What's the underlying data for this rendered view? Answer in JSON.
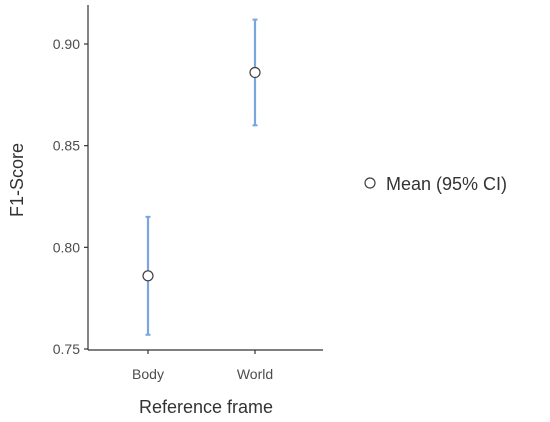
{
  "chart_data": {
    "type": "scatter",
    "categories": [
      "Body",
      "World"
    ],
    "series": [
      {
        "name": "Mean (95% CI)",
        "values": [
          0.786,
          0.886
        ],
        "ci_lower": [
          0.757,
          0.86
        ],
        "ci_upper": [
          0.815,
          0.912
        ]
      }
    ],
    "xlabel": "Reference frame",
    "ylabel": "F1-Score",
    "ylim": [
      0.75,
      0.92
    ],
    "yticks": [
      "0.75",
      "0.80",
      "0.85",
      "0.90"
    ],
    "grid": false,
    "legend_position": "right",
    "colors": {
      "errorbar": "#7aa6e0",
      "point_fill": "#ffffff",
      "point_stroke": "#404040",
      "axis": "#333333"
    }
  }
}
◆ ◆ ◆ ◆
- **What is required**: Quote the listing above in full, except for the pictures.

- **Complete output**:
What's the underlying data for this rendered view? Answer in JSON.
{
  "chart_data": {
    "type": "scatter",
    "categories": [
      "Body",
      "World"
    ],
    "series": [
      {
        "name": "Mean (95% CI)",
        "values": [
          0.786,
          0.886
        ],
        "ci_lower": [
          0.757,
          0.86
        ],
        "ci_upper": [
          0.815,
          0.912
        ]
      }
    ],
    "xlabel": "Reference frame",
    "ylabel": "F1-Score",
    "ylim": [
      0.75,
      0.92
    ],
    "yticks": [
      "0.75",
      "0.80",
      "0.85",
      "0.90"
    ],
    "grid": false,
    "legend_position": "right",
    "colors": {
      "errorbar": "#7aa6e0",
      "point_fill": "#ffffff",
      "point_stroke": "#404040",
      "axis": "#333333"
    }
  }
}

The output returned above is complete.